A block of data
..............................

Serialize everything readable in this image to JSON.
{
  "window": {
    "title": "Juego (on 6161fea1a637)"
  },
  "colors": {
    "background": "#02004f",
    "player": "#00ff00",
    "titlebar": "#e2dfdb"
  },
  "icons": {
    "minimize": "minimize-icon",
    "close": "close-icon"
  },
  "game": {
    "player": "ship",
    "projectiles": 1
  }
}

..............................

> **Given task**
From the data above, extract every line in its exact form.

> **Expected answer**
Serialize everything readable in this image to JSON.
{
  "window": {
    "title": "Juego (on 6161fea1a637)"
  },
  "colors": {
    "background": "#02004f",
    "player": "#00ff00",
    "titlebar": "#e2dfdb"
  },
  "icons": {
    "minimize": "minimize-icon",
    "close": "close-icon"
  },
  "game": {
    "player": "ship",
    "projectiles": 1
  }
}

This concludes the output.